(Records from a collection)
· · · · · · ·
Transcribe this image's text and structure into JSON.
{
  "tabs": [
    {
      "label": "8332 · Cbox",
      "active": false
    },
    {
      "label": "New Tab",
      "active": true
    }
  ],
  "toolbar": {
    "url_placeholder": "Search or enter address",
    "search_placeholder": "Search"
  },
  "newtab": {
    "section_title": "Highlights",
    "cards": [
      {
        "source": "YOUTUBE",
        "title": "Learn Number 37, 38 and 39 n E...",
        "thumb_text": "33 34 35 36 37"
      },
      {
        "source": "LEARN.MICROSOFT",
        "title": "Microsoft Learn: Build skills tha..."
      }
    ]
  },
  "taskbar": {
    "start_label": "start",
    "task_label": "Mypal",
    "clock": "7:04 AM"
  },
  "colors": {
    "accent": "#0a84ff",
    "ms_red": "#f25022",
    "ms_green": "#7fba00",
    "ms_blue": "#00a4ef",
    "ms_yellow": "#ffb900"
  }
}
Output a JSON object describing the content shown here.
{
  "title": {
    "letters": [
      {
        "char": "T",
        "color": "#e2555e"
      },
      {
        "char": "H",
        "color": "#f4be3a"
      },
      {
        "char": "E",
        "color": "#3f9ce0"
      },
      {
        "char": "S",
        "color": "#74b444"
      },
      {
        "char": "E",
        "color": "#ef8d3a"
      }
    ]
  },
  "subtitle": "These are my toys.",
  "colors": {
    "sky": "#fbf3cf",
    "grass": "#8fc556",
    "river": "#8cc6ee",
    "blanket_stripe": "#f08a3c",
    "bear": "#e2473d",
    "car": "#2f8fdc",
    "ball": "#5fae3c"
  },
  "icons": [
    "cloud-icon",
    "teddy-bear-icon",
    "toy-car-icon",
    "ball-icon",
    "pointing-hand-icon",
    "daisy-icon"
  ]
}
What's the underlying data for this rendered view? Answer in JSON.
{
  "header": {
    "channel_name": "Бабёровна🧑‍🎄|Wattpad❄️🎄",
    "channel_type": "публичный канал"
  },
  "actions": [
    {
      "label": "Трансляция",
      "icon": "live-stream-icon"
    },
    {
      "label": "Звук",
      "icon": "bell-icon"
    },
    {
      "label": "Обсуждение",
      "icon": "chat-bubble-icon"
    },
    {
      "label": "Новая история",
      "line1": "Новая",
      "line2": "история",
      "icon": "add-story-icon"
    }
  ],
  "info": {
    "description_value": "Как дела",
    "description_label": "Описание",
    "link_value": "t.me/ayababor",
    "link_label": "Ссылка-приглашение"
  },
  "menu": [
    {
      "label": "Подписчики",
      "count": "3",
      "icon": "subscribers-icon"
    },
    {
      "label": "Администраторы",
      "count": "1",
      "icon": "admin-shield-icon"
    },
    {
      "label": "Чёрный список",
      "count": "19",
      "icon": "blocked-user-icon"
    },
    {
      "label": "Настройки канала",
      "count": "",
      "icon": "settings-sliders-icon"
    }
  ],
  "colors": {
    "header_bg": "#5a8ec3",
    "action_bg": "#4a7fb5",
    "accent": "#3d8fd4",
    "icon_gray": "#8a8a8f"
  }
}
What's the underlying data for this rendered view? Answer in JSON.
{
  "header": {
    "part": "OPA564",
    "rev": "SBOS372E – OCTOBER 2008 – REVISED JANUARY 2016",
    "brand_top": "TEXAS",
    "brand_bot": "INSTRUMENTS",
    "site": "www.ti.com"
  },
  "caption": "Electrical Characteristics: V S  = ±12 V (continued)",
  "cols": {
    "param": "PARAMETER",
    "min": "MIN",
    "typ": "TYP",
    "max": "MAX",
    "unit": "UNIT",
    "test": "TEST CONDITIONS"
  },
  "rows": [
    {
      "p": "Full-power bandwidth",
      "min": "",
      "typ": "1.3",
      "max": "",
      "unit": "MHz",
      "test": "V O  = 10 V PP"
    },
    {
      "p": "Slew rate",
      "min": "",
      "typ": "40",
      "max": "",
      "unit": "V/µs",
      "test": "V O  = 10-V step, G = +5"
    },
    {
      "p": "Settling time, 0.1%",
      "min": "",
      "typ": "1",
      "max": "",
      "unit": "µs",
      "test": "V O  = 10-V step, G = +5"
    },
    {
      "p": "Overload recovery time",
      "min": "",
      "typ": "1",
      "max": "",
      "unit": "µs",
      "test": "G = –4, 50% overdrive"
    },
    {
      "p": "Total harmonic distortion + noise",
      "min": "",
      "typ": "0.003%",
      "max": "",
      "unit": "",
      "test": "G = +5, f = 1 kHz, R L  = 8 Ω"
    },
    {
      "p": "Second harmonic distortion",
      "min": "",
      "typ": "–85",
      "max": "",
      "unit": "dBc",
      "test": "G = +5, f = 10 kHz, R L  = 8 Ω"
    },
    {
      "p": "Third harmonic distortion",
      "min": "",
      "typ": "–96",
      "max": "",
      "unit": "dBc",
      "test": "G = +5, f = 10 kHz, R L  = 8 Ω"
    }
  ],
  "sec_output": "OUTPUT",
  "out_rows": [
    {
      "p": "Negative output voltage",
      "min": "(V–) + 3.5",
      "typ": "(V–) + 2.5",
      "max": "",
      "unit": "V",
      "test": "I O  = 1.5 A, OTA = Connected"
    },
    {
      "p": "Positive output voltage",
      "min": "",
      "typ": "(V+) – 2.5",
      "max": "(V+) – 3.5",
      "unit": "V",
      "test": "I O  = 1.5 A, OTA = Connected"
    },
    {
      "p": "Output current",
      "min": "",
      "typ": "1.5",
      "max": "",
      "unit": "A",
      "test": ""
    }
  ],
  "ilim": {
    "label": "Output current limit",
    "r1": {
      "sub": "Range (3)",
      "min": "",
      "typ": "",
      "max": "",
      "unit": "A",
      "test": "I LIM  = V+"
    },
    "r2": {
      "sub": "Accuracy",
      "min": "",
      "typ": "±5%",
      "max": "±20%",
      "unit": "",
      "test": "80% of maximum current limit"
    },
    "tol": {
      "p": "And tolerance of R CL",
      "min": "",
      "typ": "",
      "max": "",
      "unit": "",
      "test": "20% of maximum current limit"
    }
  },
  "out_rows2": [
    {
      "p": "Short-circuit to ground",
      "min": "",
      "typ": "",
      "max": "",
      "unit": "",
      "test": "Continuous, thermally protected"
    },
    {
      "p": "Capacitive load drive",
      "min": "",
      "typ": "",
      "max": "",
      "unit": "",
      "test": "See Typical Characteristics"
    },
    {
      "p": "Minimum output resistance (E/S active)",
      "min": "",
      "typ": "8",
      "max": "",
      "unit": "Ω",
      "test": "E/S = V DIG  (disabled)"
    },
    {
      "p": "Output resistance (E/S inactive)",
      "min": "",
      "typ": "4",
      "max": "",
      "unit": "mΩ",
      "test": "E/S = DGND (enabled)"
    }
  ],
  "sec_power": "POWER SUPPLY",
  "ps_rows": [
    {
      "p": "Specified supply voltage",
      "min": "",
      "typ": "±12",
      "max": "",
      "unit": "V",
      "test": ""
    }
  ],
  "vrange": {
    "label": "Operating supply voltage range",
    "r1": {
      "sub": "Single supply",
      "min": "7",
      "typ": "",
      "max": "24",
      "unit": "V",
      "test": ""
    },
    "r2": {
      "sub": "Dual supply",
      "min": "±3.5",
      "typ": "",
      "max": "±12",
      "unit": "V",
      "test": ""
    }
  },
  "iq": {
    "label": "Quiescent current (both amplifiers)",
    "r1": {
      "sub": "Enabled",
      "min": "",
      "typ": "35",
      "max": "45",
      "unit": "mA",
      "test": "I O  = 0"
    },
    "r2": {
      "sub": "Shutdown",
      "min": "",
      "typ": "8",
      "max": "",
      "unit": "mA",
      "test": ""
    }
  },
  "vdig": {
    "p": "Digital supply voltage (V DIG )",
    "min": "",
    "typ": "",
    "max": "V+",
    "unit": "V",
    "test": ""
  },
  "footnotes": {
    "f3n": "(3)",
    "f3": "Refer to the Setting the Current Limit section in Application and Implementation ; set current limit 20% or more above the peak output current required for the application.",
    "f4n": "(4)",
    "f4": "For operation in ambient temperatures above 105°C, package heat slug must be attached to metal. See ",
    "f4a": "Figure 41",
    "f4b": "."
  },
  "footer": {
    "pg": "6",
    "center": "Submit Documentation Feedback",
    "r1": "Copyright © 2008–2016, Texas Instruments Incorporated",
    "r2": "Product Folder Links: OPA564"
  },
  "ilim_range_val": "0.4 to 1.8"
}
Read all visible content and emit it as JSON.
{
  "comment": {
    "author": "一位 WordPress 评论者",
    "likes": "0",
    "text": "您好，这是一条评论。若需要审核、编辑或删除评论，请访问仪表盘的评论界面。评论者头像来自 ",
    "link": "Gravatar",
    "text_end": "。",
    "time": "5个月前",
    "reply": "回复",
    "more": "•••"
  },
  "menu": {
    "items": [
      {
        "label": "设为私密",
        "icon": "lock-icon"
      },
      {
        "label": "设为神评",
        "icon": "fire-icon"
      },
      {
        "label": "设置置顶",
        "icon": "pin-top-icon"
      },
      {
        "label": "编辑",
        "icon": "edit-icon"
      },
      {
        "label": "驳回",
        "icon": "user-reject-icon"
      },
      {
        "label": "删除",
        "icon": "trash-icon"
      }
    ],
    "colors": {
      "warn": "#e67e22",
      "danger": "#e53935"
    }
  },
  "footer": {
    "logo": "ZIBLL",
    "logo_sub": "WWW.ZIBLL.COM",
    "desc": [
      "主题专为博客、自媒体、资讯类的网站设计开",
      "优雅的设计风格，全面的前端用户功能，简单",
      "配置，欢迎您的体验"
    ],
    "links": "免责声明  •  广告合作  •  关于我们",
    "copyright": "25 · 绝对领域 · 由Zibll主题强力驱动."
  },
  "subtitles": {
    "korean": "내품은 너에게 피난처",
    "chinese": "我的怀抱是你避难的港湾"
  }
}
· · · · · · ·
State the number of lines in the records that contain the string "source", and nothing more.

2